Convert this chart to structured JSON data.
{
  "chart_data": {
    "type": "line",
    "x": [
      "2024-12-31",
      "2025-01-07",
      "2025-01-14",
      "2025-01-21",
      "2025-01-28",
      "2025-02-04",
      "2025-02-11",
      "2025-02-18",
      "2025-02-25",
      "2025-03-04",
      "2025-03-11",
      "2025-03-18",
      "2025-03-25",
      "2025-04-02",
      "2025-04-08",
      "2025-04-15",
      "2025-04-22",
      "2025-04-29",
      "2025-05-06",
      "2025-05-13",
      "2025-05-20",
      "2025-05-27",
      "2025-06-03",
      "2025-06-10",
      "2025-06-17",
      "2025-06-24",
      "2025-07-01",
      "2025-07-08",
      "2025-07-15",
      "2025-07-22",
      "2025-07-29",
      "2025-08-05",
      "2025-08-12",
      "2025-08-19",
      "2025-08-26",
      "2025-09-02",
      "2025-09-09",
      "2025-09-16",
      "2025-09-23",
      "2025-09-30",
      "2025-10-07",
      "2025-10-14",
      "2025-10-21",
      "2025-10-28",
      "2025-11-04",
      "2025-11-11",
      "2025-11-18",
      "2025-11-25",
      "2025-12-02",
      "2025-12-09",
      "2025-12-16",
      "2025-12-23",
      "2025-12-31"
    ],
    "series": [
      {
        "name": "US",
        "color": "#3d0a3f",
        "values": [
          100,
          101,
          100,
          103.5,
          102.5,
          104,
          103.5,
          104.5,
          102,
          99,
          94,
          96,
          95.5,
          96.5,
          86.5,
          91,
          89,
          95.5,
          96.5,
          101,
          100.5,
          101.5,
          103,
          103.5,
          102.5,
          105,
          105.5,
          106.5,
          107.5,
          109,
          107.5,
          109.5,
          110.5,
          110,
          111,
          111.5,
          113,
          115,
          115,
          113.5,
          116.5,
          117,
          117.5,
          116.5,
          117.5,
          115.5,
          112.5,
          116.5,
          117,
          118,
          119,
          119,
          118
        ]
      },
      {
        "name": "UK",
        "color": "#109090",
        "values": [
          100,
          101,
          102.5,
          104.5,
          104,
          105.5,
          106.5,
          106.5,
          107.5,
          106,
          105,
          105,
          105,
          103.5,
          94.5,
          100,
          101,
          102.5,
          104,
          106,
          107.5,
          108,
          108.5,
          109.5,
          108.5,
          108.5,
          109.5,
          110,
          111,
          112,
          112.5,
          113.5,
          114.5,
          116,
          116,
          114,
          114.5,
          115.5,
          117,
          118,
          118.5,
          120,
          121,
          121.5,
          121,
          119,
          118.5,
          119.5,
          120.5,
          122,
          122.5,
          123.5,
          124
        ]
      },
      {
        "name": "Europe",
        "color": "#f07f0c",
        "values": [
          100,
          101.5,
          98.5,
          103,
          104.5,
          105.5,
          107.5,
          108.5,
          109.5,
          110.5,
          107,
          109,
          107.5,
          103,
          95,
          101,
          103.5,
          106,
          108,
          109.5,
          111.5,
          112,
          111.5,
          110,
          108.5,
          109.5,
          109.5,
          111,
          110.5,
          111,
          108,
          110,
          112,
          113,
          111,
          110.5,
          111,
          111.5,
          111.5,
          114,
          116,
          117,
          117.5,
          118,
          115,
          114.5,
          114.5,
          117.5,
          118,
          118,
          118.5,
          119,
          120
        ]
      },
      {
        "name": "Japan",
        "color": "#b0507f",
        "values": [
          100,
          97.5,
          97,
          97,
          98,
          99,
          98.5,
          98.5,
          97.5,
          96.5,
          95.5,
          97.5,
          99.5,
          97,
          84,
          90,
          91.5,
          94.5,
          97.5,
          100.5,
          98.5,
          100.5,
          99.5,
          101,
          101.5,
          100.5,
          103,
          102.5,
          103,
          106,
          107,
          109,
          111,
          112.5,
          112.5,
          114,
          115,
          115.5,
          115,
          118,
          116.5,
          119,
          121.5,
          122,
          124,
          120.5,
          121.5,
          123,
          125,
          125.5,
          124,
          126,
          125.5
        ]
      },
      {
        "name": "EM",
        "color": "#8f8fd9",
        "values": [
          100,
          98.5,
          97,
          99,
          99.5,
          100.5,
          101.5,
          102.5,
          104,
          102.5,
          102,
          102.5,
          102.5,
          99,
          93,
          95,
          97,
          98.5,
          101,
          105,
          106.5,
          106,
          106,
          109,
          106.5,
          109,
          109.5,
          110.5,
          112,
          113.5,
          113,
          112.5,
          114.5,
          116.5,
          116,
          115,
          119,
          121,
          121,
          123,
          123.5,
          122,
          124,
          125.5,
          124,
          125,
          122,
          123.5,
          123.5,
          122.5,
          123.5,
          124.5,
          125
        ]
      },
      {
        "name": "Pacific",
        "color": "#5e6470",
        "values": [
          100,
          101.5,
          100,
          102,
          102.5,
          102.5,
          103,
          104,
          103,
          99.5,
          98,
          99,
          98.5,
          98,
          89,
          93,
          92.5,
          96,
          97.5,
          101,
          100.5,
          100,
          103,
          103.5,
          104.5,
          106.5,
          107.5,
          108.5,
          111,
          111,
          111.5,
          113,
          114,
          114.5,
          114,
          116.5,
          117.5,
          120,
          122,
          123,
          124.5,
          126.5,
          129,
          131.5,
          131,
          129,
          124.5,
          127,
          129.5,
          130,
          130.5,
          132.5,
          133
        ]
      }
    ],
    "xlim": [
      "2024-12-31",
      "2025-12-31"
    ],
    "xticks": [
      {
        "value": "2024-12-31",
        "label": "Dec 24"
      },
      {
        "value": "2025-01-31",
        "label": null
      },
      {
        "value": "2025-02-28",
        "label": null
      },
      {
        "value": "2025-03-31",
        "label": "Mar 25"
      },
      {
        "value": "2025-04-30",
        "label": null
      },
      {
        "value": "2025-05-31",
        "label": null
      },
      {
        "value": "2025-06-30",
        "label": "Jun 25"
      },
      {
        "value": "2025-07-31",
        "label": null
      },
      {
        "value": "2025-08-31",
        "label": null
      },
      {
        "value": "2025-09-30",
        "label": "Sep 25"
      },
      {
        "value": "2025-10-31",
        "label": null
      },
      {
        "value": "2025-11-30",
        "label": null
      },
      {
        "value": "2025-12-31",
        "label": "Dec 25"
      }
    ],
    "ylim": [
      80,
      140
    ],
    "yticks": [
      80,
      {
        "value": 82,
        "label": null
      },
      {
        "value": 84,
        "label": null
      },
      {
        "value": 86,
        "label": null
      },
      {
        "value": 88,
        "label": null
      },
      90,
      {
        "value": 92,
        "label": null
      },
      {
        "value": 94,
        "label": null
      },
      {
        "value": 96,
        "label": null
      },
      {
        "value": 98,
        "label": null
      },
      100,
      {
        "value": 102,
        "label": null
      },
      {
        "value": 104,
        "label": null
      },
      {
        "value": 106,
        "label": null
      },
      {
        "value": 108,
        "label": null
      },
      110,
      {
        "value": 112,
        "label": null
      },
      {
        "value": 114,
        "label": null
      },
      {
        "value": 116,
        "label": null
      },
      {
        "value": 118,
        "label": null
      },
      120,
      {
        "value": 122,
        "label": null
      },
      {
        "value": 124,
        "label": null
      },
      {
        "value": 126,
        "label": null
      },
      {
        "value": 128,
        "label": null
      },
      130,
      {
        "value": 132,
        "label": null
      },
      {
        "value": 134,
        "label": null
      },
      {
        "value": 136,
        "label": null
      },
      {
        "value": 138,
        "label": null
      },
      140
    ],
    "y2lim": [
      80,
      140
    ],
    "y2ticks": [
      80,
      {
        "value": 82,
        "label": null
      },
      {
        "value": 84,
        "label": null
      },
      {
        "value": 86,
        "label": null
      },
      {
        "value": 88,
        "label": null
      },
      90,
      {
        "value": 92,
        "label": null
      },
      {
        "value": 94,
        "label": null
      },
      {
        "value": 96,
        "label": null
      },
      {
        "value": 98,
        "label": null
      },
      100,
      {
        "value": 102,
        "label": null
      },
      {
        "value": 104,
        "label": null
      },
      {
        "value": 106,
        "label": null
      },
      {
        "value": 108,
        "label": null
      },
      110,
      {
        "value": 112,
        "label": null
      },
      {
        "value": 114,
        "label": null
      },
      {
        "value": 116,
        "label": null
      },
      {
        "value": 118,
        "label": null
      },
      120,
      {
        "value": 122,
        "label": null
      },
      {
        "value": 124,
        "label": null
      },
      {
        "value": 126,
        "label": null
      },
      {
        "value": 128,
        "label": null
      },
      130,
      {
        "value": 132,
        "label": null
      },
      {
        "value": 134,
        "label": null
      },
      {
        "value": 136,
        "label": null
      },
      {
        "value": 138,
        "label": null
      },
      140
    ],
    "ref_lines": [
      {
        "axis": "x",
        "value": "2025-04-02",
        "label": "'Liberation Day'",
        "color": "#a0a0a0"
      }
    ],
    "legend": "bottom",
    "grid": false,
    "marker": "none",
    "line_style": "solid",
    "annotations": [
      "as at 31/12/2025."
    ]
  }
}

* * *

The exercise: In the entries above, identify each line that includes the string "name", then copy it.

The result:
        "name": "US",
        "name": "UK",
        "name": "Europe",
        "name": "Japan",
        "name": "EM",
        "name": "Pacific",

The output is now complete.